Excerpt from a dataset
[start]

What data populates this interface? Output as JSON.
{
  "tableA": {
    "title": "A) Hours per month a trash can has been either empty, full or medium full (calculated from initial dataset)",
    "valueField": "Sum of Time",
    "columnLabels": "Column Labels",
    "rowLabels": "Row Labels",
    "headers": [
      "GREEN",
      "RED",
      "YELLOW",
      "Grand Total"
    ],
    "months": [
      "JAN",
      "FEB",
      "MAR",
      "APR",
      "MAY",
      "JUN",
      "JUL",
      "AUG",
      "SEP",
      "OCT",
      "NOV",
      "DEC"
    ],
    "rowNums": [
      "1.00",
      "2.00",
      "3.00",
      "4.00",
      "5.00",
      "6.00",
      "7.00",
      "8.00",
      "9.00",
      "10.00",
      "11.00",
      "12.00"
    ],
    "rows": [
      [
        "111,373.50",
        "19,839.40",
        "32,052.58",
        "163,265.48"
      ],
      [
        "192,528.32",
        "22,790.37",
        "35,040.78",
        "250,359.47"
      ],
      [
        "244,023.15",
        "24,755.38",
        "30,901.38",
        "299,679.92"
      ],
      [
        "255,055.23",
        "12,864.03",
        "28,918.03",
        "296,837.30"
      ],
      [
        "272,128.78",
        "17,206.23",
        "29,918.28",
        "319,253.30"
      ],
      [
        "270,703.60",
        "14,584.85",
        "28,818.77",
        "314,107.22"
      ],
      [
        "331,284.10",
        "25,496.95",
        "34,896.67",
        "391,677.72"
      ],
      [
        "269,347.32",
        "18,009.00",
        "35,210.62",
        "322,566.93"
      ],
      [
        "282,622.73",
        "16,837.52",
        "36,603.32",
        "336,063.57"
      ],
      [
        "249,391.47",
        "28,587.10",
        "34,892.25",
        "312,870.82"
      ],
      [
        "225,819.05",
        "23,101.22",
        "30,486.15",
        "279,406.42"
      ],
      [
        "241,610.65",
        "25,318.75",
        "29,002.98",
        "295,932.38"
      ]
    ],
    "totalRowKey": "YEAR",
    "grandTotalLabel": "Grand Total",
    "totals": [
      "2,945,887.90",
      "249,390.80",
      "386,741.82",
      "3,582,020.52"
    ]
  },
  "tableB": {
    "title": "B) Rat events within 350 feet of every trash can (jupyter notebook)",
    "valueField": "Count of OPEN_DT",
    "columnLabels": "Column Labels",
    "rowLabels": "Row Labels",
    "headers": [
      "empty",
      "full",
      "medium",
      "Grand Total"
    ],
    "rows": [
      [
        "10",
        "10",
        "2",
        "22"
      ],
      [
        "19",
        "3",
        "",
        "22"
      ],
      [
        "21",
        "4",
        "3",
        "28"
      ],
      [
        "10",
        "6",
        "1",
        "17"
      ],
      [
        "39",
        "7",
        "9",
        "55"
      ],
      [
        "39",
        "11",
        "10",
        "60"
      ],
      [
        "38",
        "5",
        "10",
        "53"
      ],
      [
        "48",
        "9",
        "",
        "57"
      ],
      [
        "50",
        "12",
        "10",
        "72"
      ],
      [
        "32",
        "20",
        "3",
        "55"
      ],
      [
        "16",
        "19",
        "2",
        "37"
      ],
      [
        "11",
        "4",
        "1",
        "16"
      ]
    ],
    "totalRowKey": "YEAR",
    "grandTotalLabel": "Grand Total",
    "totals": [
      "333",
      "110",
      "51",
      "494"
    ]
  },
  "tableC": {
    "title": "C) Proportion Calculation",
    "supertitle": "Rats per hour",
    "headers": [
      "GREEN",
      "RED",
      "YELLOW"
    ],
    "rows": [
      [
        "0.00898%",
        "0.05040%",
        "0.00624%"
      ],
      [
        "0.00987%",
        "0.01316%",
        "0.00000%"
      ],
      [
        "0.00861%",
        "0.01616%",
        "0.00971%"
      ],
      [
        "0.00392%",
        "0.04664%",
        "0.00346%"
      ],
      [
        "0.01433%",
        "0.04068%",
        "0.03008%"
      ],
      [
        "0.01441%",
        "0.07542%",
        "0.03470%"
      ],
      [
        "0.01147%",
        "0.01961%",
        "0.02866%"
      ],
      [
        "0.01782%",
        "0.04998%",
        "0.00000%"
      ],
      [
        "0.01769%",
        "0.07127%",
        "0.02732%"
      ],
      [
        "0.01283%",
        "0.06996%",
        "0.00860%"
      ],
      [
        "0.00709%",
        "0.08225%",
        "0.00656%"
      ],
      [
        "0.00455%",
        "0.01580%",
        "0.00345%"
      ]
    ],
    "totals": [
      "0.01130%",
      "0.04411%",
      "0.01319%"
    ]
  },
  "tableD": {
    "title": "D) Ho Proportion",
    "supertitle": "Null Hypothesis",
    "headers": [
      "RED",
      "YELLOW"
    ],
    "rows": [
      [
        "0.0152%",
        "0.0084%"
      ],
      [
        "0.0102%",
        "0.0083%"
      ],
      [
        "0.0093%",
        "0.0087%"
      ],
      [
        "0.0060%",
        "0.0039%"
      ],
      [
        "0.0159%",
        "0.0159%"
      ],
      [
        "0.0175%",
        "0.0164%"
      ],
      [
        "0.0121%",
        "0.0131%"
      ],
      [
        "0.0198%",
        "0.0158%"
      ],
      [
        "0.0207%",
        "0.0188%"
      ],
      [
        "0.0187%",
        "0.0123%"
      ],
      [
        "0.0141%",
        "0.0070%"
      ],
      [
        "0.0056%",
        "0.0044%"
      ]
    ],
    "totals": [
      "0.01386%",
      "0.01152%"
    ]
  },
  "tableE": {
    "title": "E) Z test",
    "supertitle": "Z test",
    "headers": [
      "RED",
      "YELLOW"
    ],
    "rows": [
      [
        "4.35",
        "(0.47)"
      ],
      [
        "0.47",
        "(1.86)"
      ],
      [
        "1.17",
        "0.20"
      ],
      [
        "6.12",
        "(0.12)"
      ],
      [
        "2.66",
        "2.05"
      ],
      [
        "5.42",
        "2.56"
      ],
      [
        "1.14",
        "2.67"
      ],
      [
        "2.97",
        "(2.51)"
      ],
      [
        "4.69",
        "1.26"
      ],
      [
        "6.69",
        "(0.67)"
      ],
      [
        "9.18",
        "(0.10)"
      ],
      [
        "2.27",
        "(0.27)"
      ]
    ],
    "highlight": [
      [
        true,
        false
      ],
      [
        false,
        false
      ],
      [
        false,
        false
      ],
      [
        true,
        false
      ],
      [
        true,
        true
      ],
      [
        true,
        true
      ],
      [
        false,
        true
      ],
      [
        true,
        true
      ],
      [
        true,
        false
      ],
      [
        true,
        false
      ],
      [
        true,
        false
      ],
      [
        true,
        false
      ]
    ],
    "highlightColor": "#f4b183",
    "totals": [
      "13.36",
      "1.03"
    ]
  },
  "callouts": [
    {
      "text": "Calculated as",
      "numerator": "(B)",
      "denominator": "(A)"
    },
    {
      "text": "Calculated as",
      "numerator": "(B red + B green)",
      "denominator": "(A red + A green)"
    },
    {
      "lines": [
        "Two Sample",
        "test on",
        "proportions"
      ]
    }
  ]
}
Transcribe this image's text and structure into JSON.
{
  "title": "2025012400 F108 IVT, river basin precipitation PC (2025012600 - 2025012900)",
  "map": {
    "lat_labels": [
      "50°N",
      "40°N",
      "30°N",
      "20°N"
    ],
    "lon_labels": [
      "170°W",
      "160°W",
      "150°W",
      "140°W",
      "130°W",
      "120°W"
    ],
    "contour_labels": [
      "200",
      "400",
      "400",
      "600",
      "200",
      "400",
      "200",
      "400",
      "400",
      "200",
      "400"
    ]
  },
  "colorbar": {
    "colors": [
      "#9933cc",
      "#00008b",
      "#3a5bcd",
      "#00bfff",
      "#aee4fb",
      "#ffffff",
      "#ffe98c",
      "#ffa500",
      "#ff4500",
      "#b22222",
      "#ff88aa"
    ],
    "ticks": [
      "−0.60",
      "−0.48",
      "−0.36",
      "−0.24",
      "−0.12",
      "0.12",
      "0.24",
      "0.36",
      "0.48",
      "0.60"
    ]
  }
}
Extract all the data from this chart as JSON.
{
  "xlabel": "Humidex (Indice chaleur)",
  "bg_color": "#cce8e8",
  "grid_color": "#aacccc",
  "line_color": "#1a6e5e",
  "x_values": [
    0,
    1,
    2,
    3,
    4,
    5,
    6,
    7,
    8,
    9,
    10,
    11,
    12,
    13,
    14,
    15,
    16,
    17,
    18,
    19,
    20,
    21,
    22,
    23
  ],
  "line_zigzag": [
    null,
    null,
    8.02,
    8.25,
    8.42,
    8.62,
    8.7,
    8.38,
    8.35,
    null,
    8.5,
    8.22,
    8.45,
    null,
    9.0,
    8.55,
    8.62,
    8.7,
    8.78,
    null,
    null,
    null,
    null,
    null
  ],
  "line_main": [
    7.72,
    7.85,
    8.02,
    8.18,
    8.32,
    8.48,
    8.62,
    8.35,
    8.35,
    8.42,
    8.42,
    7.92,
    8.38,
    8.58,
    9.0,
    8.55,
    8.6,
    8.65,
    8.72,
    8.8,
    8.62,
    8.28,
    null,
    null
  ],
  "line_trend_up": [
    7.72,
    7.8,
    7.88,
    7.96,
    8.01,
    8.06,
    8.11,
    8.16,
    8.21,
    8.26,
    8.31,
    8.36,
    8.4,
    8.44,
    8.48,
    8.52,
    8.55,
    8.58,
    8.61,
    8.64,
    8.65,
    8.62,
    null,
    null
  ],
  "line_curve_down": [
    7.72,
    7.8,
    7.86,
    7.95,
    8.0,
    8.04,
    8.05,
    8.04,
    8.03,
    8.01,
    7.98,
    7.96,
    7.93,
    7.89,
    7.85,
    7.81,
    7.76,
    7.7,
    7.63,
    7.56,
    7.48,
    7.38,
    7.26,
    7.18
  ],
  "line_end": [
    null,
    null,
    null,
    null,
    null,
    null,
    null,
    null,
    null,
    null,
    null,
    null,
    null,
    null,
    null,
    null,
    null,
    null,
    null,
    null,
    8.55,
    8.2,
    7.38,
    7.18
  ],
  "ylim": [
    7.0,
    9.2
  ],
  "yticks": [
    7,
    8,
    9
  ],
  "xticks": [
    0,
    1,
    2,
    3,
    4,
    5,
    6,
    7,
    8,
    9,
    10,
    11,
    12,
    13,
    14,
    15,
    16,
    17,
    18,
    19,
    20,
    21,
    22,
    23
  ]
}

[end]

§ **Task to carry out**
From the data above, count the lines where "this" occurs and give that figure and nothing else.

§ **Output**
3